__What you have to do__
Wherever a line below holds the word "nRESIDENTS", copy that line.

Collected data
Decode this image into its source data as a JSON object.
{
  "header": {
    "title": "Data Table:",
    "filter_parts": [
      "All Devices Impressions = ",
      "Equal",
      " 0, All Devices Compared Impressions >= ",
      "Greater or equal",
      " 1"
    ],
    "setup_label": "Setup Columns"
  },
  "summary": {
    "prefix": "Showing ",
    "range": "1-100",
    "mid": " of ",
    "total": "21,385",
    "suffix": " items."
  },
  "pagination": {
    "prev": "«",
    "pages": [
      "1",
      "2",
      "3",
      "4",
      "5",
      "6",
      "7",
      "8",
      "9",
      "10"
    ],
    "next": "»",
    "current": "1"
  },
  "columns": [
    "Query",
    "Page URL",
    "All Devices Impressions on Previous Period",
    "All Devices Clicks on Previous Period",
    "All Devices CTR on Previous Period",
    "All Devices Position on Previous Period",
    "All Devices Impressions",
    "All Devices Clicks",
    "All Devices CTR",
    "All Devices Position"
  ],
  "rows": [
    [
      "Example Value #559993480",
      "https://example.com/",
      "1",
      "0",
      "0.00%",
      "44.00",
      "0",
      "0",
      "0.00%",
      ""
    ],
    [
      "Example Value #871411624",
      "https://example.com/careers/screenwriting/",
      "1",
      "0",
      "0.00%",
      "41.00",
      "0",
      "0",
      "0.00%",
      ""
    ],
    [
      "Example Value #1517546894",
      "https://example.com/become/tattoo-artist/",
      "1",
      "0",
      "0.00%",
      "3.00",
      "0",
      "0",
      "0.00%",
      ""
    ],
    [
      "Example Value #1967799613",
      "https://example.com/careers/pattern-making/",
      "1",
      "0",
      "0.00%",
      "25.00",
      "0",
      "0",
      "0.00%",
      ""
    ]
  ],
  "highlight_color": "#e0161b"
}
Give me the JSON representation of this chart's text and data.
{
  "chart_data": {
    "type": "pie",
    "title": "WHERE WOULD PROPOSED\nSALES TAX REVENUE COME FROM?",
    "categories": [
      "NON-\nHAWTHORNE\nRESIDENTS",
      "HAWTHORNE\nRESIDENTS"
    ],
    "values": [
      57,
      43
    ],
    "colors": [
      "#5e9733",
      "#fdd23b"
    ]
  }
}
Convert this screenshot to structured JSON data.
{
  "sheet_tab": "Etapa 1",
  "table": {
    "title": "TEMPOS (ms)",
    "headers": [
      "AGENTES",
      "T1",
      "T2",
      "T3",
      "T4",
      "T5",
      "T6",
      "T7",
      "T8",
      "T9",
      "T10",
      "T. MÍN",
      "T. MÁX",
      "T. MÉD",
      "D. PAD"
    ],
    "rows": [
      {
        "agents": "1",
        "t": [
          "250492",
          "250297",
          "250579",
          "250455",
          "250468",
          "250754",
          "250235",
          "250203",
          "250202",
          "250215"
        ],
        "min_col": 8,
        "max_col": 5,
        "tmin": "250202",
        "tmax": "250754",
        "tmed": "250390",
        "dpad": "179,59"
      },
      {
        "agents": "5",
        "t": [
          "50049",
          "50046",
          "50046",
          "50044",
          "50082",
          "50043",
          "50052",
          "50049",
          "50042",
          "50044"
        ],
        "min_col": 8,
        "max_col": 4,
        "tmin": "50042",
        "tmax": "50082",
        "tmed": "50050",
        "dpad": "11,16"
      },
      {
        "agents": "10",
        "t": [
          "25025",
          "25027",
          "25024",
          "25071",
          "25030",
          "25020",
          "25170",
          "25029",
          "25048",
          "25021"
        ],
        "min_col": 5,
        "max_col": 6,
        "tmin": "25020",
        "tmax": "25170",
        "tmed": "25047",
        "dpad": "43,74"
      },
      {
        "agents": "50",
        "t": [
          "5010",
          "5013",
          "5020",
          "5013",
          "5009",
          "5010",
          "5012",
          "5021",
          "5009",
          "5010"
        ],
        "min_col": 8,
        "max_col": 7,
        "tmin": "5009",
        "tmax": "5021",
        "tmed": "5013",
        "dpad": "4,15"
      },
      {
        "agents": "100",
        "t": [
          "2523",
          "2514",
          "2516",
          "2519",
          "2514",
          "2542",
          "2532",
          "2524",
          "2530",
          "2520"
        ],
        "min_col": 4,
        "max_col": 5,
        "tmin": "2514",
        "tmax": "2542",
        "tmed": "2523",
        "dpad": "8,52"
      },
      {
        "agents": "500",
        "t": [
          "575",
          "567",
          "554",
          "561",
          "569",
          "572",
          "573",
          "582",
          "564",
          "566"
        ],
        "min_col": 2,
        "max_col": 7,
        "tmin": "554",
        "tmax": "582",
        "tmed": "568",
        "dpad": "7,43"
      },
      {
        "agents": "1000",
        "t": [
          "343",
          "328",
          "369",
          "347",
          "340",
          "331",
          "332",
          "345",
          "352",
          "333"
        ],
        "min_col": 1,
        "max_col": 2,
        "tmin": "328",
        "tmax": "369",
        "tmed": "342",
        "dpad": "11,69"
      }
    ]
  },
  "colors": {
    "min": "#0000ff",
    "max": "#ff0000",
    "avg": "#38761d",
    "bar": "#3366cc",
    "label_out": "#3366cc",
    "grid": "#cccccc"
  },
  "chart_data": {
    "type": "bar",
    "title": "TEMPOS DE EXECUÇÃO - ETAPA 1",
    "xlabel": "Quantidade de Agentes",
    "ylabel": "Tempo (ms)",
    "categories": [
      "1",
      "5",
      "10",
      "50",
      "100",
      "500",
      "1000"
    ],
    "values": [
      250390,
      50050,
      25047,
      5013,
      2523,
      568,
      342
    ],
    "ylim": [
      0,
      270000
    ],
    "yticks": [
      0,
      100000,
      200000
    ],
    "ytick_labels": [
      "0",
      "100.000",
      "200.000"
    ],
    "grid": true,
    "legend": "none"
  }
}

__Exercise answer__
      "NON-\nHAWTHORNE\nRESIDENTS",
      "HAWTHORNE\nRESIDENTS"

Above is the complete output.